▶ Do this
Go through the entries below and collect each line with the string "name" in it.

▶ Saved data entries

┌──

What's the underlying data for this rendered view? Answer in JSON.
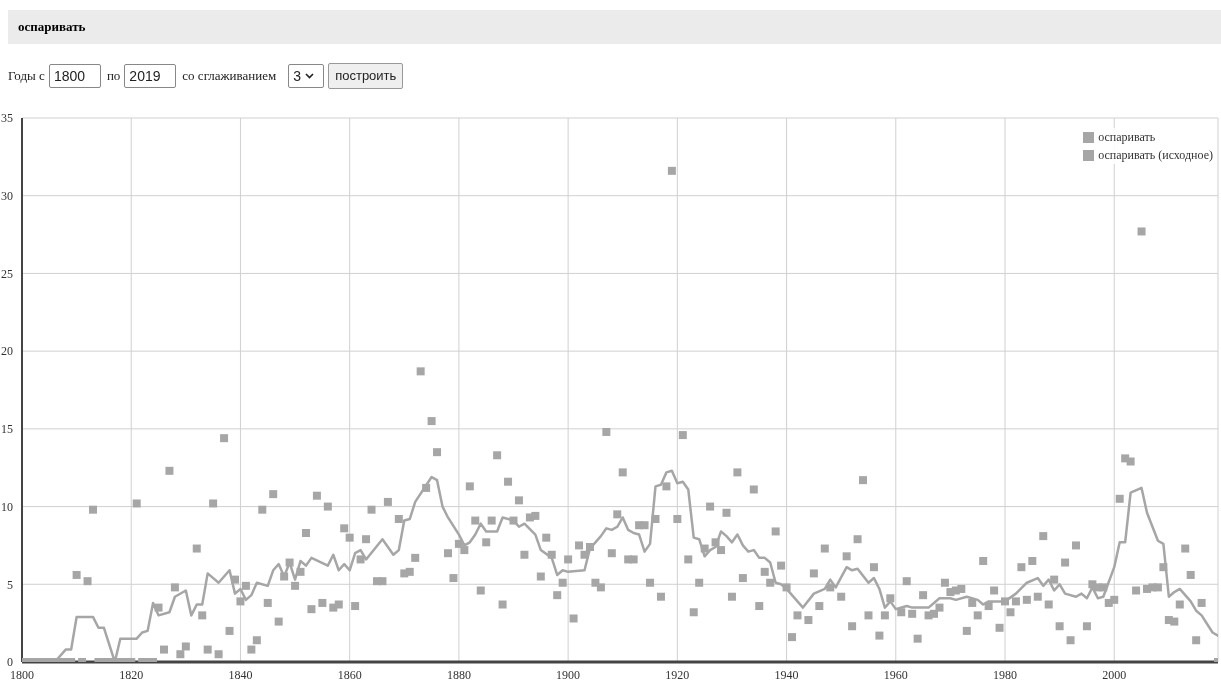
{
  "chart_data": {
    "type": "line",
    "title": "оспаривать",
    "annotations": [
      "Годы с",
      "1800",
      "по",
      "2019",
      "со сглаживанием",
      "3",
      "построить"
    ],
    "xlim": [
      1800,
      2019
    ],
    "xticks": [
      1800,
      1820,
      1840,
      1860,
      1880,
      1900,
      1920,
      1940,
      1960,
      1980,
      2000
    ],
    "ylim": [
      0,
      35
    ],
    "yticks": [
      0,
      5,
      10,
      15,
      20,
      25,
      30,
      35
    ],
    "grid": true,
    "legend": "top right",
    "series": [
      {
        "name": "оспаривать",
        "color": "#a6a6a6",
        "marker": "none",
        "line_style": "solid",
        "x": [
          1800,
          1806,
          1808,
          1809,
          1810,
          1813,
          1814,
          1815,
          1817,
          1818,
          1821,
          1822,
          1823,
          1824,
          1825,
          1827,
          1828,
          1830,
          1831,
          1832,
          1833,
          1834,
          1836,
          1838,
          1839,
          1840,
          1841,
          1842,
          1843,
          1845,
          1846,
          1847,
          1848,
          1849,
          1850,
          1851,
          1852,
          1853,
          1856,
          1857,
          1858,
          1859,
          1860,
          1861,
          1862,
          1863,
          1866,
          1868,
          1869,
          1870,
          1871,
          1872,
          1875,
          1876,
          1877,
          1878,
          1880,
          1881,
          1882,
          1883,
          1884,
          1885,
          1887,
          1888,
          1890,
          1891,
          1892,
          1894,
          1895,
          1897,
          1898,
          1899,
          1900,
          1903,
          1904,
          1905,
          1906,
          1907,
          1908,
          1909,
          1910,
          1911,
          1912,
          1913,
          1914,
          1915,
          1916,
          1917,
          1918,
          1919,
          1920,
          1921,
          1922,
          1923,
          1924,
          1925,
          1926,
          1927,
          1928,
          1929,
          1930,
          1931,
          1932,
          1933,
          1934,
          1935,
          1936,
          1937,
          1938,
          1939,
          1940,
          1943,
          1945,
          1947,
          1948,
          1949,
          1951,
          1952,
          1953,
          1955,
          1956,
          1957,
          1958,
          1959,
          1960,
          1962,
          1963,
          1966,
          1968,
          1970,
          1971,
          1973,
          1975,
          1976,
          1977,
          1978,
          1980,
          1982,
          1984,
          1986,
          1987,
          1988,
          1989,
          1990,
          1991,
          1993,
          1994,
          1995,
          1996,
          1997,
          1998,
          2000,
          2001,
          2002,
          2003,
          2005,
          2006,
          2008,
          2009,
          2010,
          2011,
          2012,
          2014,
          2015,
          2016,
          2018,
          2019
        ],
        "values": [
          0,
          0,
          0.8,
          0.8,
          2.9,
          2.9,
          2.2,
          2.2,
          0,
          1.5,
          1.5,
          1.9,
          2.0,
          3.8,
          3.0,
          3.2,
          4.2,
          4.6,
          3.0,
          3.7,
          3.7,
          5.7,
          5.1,
          5.9,
          4.4,
          4.7,
          4.0,
          4.3,
          5.1,
          4.9,
          5.9,
          6.3,
          5.5,
          6.4,
          5.3,
          6.5,
          6.2,
          6.7,
          6.2,
          6.9,
          5.9,
          6.3,
          5.9,
          7.0,
          7.2,
          6.6,
          7.9,
          6.9,
          7.2,
          9.1,
          9.2,
          10.3,
          11.9,
          11.7,
          10.0,
          9.3,
          8.2,
          7.5,
          7.7,
          8.2,
          8.9,
          8.4,
          8.4,
          9.3,
          9.1,
          8.7,
          8.9,
          8.2,
          7.2,
          6.7,
          5.6,
          5.9,
          5.8,
          5.9,
          7.3,
          7.7,
          8.1,
          8.6,
          8.5,
          8.7,
          9.3,
          8.5,
          8.3,
          8.2,
          7.1,
          7.6,
          11.3,
          11.4,
          12.2,
          12.3,
          11.5,
          11.6,
          11.1,
          8.0,
          7.9,
          6.8,
          7.2,
          7.4,
          8.4,
          8.1,
          7.7,
          8.2,
          7.5,
          7.1,
          7.2,
          6.7,
          6.7,
          6.4,
          5.1,
          5.0,
          4.7,
          3.5,
          4.4,
          4.7,
          5.3,
          4.8,
          6.1,
          5.9,
          6.0,
          5.1,
          5.4,
          4.7,
          3.5,
          3.9,
          3.4,
          3.6,
          3.5,
          3.5,
          4.1,
          4.1,
          4.0,
          4.2,
          4.0,
          3.7,
          3.9,
          3.9,
          3.9,
          4.4,
          5.1,
          5.4,
          4.9,
          5.3,
          4.6,
          5.0,
          4.4,
          4.2,
          4.4,
          4.1,
          4.8,
          4.1,
          4.2,
          6.1,
          7.7,
          7.7,
          10.9,
          11.2,
          9.6,
          7.8,
          7.6,
          4.2,
          4.5,
          4.7,
          3.9,
          3.3,
          3.0,
          1.9,
          1.7
        ]
      },
      {
        "name": "оспаривать (исходное)",
        "type": "scatter",
        "color": "#a6a6a6",
        "marker": "square",
        "x": [
          1800,
          1801,
          1802,
          1803,
          1804,
          1805,
          1806,
          1807,
          1808,
          1809,
          1810,
          1811,
          1812,
          1813,
          1814,
          1815,
          1816,
          1817,
          1818,
          1819,
          1820,
          1821,
          1822,
          1823,
          1824,
          1825,
          1826,
          1827,
          1828,
          1829,
          1830,
          1832,
          1833,
          1834,
          1835,
          1836,
          1837,
          1838,
          1839,
          1840,
          1841,
          1842,
          1843,
          1844,
          1845,
          1846,
          1847,
          1848,
          1849,
          1850,
          1851,
          1852,
          1853,
          1854,
          1855,
          1856,
          1857,
          1858,
          1859,
          1860,
          1861,
          1862,
          1863,
          1864,
          1865,
          1866,
          1867,
          1869,
          1870,
          1871,
          1872,
          1873,
          1874,
          1875,
          1876,
          1878,
          1879,
          1880,
          1881,
          1882,
          1883,
          1884,
          1885,
          1886,
          1887,
          1888,
          1889,
          1890,
          1891,
          1892,
          1893,
          1894,
          1895,
          1896,
          1897,
          1898,
          1899,
          1900,
          1901,
          1902,
          1903,
          1904,
          1905,
          1906,
          1907,
          1908,
          1909,
          1910,
          1911,
          1912,
          1913,
          1914,
          1915,
          1916,
          1917,
          1918,
          1919,
          1920,
          1921,
          1922,
          1923,
          1924,
          1925,
          1926,
          1927,
          1928,
          1929,
          1930,
          1931,
          1932,
          1934,
          1935,
          1936,
          1937,
          1938,
          1939,
          1940,
          1941,
          1942,
          1944,
          1945,
          1946,
          1947,
          1948,
          1950,
          1951,
          1952,
          1953,
          1954,
          1955,
          1956,
          1957,
          1958,
          1959,
          1961,
          1962,
          1963,
          1964,
          1965,
          1966,
          1967,
          1968,
          1969,
          1970,
          1971,
          1972,
          1973,
          1974,
          1975,
          1976,
          1977,
          1978,
          1979,
          1980,
          1981,
          1982,
          1983,
          1984,
          1985,
          1986,
          1987,
          1988,
          1989,
          1990,
          1991,
          1992,
          1993,
          1995,
          1996,
          1997,
          1998,
          1999,
          2000,
          2001,
          2002,
          2003,
          2004,
          2005,
          2006,
          2007,
          2008,
          2009,
          2010,
          2011,
          2012,
          2013,
          2014,
          2015,
          2016,
          2019
        ],
        "values": [
          0,
          0,
          0,
          0,
          0,
          0,
          0,
          0,
          0,
          0,
          5.6,
          0,
          5.2,
          9.8,
          0,
          0,
          0,
          0,
          0,
          0,
          0,
          10.2,
          0,
          0,
          0,
          3.5,
          0.8,
          12.3,
          4.8,
          0.5,
          1.0,
          7.3,
          3.0,
          0.8,
          10.2,
          0.5,
          14.4,
          2.0,
          5.3,
          3.9,
          4.9,
          0.8,
          1.4,
          9.8,
          3.8,
          10.8,
          2.6,
          5.5,
          6.4,
          4.9,
          5.8,
          8.3,
          3.4,
          10.7,
          3.8,
          10.0,
          3.5,
          3.7,
          8.6,
          8.0,
          3.6,
          6.6,
          7.9,
          9.8,
          5.2,
          5.2,
          10.3,
          9.2,
          5.7,
          5.8,
          6.7,
          18.7,
          11.2,
          15.5,
          13.5,
          7.0,
          5.4,
          7.6,
          7.2,
          11.3,
          9.1,
          4.6,
          7.7,
          9.1,
          13.3,
          3.7,
          11.6,
          9.1,
          10.4,
          6.9,
          9.3,
          9.4,
          5.5,
          8.0,
          6.9,
          4.3,
          5.1,
          6.6,
          2.8,
          7.5,
          6.9,
          7.4,
          5.1,
          4.8,
          14.8,
          7.0,
          9.5,
          12.2,
          6.6,
          6.6,
          8.8,
          8.8,
          5.1,
          9.2,
          4.2,
          11.3,
          31.6,
          9.2,
          14.6,
          6.6,
          3.2,
          5.1,
          7.3,
          10.0,
          7.7,
          7.2,
          9.6,
          4.2,
          12.2,
          5.4,
          11.1,
          3.6,
          5.8,
          5.1,
          8.4,
          6.2,
          4.8,
          1.6,
          3.0,
          2.7,
          5.7,
          3.6,
          7.3,
          4.8,
          4.2,
          6.8,
          2.3,
          7.9,
          11.7,
          3.0,
          6.1,
          1.7,
          3.0,
          4.1,
          3.2,
          5.2,
          3.1,
          1.5,
          4.3,
          3.0,
          3.1,
          3.5,
          5.1,
          4.5,
          4.6,
          4.7,
          2.0,
          3.8,
          3.0,
          6.5,
          3.6,
          4.6,
          2.2,
          3.9,
          3.2,
          3.9,
          6.1,
          4.0,
          6.5,
          4.2,
          8.1,
          3.7,
          5.3,
          2.3,
          6.4,
          1.4,
          7.5,
          2.3,
          5.0,
          4.8,
          4.8,
          3.8,
          4.0,
          10.5,
          13.1,
          12.9,
          4.6,
          27.7,
          4.7,
          4.8,
          4.8,
          6.1,
          2.7,
          2.6,
          3.7,
          7.3,
          5.6,
          1.4,
          3.8,
          0
        ]
      }
    ]
  }
}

└──

▶ Task output
        "name": "оспаривать",
        "name": "оспаривать (исходное)",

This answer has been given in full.